(Stored records)

** begin **

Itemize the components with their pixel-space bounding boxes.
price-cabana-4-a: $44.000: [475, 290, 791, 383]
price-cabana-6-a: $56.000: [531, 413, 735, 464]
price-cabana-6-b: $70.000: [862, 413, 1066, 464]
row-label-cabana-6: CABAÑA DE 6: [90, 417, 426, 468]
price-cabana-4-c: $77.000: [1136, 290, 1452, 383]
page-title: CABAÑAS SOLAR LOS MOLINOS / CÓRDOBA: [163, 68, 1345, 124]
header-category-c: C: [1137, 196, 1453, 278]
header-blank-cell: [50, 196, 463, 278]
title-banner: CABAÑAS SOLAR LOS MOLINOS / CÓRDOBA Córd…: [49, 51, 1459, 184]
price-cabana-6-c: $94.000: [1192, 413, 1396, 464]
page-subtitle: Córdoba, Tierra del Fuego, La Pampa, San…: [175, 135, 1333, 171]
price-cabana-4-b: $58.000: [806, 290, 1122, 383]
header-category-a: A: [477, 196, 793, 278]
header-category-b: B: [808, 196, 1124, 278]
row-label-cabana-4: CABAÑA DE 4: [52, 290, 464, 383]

** end **

→ What the task asks
Render the material from its first line through the line holding "price-cabana-6-c: $94.000: [1192, 413, 1396, 464]", inclusive, as a numbered list without blank lines.

→ Answer to the exercise
1. Itemize the components with their pixel-space bounding boxes.
2. price-cabana-4-a: $44.000: [475, 290, 791, 383]
3. price-cabana-6-a: $56.000: [531, 413, 735, 464]
4. price-cabana-6-b: $70.000: [862, 413, 1066, 464]
5. row-label-cabana-6: CABAÑA DE 6: [90, 417, 426, 468]
6. price-cabana-4-c: $77.000: [1136, 290, 1452, 383]
7. page-title: CABAÑAS SOLAR LOS MOLINOS / CÓRDOBA: [163, 68, 1345, 124]
8. header-category-c: C: [1137, 196, 1453, 278]
9. header-blank-cell: [50, 196, 463, 278]
10. title-banner: CABAÑAS SOLAR LOS MOLINOS / CÓRDOBA Córd…: [49, 51, 1459, 184]
11. price-cabana-6-c: $94.000: [1192, 413, 1396, 464]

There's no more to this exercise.